What the exercise asks: Omit the pictures, then write out every entry exactly as it reads.

────

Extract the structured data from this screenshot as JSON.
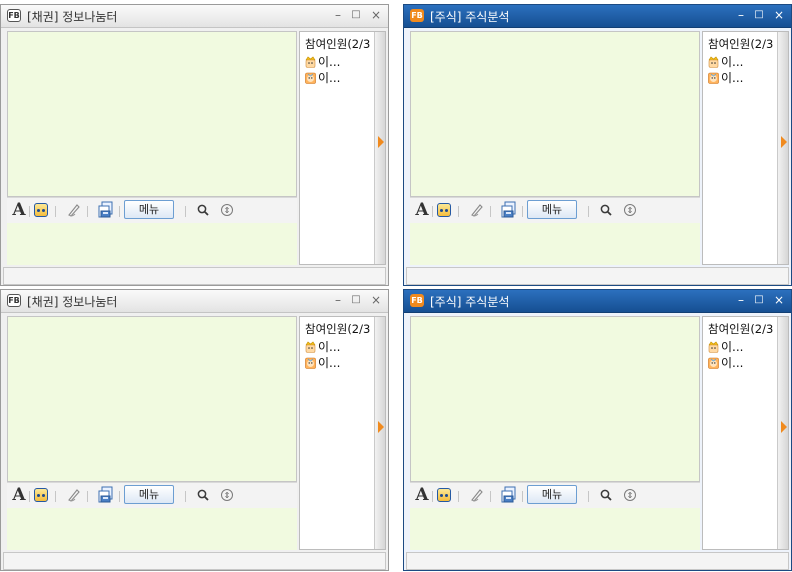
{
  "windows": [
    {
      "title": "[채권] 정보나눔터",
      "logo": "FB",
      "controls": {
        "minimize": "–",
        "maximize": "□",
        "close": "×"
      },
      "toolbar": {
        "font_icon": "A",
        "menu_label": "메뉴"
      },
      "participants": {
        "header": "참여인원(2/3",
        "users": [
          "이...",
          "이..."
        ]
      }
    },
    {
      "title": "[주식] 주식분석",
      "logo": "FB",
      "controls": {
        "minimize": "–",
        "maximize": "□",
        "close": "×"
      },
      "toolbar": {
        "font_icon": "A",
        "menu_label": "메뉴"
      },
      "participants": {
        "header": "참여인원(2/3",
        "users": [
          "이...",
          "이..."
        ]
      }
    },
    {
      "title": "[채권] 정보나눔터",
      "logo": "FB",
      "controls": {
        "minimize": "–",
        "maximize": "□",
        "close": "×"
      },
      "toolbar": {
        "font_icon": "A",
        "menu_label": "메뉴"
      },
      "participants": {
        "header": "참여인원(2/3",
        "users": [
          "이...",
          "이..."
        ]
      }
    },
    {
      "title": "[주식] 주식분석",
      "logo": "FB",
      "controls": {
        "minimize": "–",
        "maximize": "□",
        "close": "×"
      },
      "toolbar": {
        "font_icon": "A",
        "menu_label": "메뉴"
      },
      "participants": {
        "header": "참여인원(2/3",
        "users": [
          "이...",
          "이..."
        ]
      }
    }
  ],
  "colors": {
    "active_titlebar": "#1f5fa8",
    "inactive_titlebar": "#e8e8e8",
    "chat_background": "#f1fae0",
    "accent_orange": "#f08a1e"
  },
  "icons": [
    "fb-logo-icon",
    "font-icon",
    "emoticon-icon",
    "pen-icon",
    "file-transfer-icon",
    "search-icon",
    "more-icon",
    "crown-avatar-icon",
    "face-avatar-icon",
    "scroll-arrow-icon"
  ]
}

────

Response to this exercise:
Extract the structured data from this screenshot as JSON.
{
  "windows": [
    {
      "title": "[채권] 정보나눔터",
      "logo": "FB",
      "controls": {
        "minimize": "–",
        "maximize": "□",
        "close": "×"
      },
      "toolbar": {
        "font_icon": "A",
        "menu_label": "메뉴"
      },
      "participants": {
        "header": "참여인원(2/3",
        "users": [
          "이...",
          "이..."
        ]
      }
    },
    {
      "title": "[주식] 주식분석",
      "logo": "FB",
      "controls": {
        "minimize": "–",
        "maximize": "□",
        "close": "×"
      },
      "toolbar": {
        "font_icon": "A",
        "menu_label": "메뉴"
      },
      "participants": {
        "header": "참여인원(2/3",
        "users": [
          "이...",
          "이..."
        ]
      }
    },
    {
      "title": "[채권] 정보나눔터",
      "logo": "FB",
      "controls": {
        "minimize": "–",
        "maximize": "□",
        "close": "×"
      },
      "toolbar": {
        "font_icon": "A",
        "menu_label": "메뉴"
      },
      "participants": {
        "header": "참여인원(2/3",
        "users": [
          "이...",
          "이..."
        ]
      }
    },
    {
      "title": "[주식] 주식분석",
      "logo": "FB",
      "controls": {
        "minimize": "–",
        "maximize": "□",
        "close": "×"
      },
      "toolbar": {
        "font_icon": "A",
        "menu_label": "메뉴"
      },
      "participants": {
        "header": "참여인원(2/3",
        "users": [
          "이...",
          "이..."
        ]
      }
    }
  ],
  "colors": {
    "active_titlebar": "#1f5fa8",
    "inactive_titlebar": "#e8e8e8",
    "chat_background": "#f1fae0",
    "accent_orange": "#f08a1e"
  },
  "icons": [
    "fb-logo-icon",
    "font-icon",
    "emoticon-icon",
    "pen-icon",
    "file-transfer-icon",
    "search-icon",
    "more-icon",
    "crown-avatar-icon",
    "face-avatar-icon",
    "scroll-arrow-icon"
  ]
}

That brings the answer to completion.